(Collected data)
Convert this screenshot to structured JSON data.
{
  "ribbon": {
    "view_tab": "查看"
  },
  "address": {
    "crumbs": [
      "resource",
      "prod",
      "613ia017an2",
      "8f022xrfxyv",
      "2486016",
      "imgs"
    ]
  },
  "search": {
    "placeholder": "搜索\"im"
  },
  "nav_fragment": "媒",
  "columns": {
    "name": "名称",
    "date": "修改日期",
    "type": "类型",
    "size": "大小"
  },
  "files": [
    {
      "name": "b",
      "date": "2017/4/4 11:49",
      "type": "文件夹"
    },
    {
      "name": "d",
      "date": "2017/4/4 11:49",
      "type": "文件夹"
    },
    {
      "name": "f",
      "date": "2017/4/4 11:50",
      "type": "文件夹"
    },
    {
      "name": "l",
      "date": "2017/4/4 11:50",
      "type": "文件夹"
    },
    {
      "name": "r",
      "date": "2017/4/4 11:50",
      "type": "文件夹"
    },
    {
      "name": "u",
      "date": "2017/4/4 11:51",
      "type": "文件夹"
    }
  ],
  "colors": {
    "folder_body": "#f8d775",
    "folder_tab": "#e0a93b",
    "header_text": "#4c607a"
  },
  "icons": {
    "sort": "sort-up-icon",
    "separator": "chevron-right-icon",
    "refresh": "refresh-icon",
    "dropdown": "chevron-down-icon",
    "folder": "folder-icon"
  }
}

§ WRITTEN REQUEST
Reproduce every record above exactly as it appears.

§ ANSWER TO THIS TASK
Convert this screenshot to structured JSON data.
{
  "ribbon": {
    "view_tab": "查看"
  },
  "address": {
    "crumbs": [
      "resource",
      "prod",
      "613ia017an2",
      "8f022xrfxyv",
      "2486016",
      "imgs"
    ]
  },
  "search": {
    "placeholder": "搜索\"im"
  },
  "nav_fragment": "媒",
  "columns": {
    "name": "名称",
    "date": "修改日期",
    "type": "类型",
    "size": "大小"
  },
  "files": [
    {
      "name": "b",
      "date": "2017/4/4 11:49",
      "type": "文件夹"
    },
    {
      "name": "d",
      "date": "2017/4/4 11:49",
      "type": "文件夹"
    },
    {
      "name": "f",
      "date": "2017/4/4 11:50",
      "type": "文件夹"
    },
    {
      "name": "l",
      "date": "2017/4/4 11:50",
      "type": "文件夹"
    },
    {
      "name": "r",
      "date": "2017/4/4 11:50",
      "type": "文件夹"
    },
    {
      "name": "u",
      "date": "2017/4/4 11:51",
      "type": "文件夹"
    }
  ],
  "colors": {
    "folder_body": "#f8d775",
    "folder_tab": "#e0a93b",
    "header_text": "#4c607a"
  },
  "icons": {
    "sort": "sort-up-icon",
    "separator": "chevron-right-icon",
    "refresh": "refresh-icon",
    "dropdown": "chevron-down-icon",
    "folder": "folder-icon"
  }
}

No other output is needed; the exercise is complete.